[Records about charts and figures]
^^^^^^^^

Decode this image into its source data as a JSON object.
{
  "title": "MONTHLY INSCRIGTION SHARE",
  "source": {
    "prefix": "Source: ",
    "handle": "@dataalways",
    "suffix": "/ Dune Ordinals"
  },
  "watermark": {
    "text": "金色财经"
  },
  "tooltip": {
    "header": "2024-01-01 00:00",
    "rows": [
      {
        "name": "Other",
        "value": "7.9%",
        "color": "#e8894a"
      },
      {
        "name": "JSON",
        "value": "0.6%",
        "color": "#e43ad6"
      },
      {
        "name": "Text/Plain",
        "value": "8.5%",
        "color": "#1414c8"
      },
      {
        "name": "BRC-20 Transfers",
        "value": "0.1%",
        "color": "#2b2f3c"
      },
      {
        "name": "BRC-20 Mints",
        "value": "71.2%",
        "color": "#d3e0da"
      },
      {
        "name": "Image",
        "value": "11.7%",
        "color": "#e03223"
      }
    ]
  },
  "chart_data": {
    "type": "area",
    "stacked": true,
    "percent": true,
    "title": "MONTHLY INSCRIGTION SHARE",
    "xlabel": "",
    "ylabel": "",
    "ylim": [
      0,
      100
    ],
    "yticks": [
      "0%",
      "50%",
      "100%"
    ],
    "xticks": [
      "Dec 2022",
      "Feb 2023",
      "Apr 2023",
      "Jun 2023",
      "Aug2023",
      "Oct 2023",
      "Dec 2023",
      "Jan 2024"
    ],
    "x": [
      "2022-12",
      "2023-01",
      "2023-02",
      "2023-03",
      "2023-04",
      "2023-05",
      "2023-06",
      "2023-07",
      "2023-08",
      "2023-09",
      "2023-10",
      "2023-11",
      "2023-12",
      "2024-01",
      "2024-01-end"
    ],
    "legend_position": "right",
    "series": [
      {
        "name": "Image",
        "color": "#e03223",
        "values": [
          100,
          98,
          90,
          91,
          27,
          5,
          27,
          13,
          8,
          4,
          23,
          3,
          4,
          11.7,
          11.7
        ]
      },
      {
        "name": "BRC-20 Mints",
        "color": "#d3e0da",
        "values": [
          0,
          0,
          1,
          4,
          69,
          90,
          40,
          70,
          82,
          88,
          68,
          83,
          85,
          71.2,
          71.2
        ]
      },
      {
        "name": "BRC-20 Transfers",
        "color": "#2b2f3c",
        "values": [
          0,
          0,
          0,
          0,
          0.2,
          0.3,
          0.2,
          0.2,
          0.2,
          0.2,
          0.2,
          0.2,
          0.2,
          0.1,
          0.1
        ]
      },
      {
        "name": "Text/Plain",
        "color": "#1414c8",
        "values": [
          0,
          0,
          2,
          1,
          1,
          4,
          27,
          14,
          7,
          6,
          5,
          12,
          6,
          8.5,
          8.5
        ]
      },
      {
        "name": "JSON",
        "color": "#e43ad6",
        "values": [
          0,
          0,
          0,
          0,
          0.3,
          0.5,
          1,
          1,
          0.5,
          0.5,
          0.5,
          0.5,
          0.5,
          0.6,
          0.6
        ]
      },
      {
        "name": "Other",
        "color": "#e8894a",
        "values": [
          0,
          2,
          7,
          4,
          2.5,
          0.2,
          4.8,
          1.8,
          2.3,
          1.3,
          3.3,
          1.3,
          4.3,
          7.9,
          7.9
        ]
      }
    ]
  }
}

^^^^^^^^

Written instruction:
Find the lines containing "SHARE" and list every one of them.

Completed task:
  "title": "MONTHLY INSCRIGTION SHARE",
    "title": "MONTHLY INSCRIGTION SHARE",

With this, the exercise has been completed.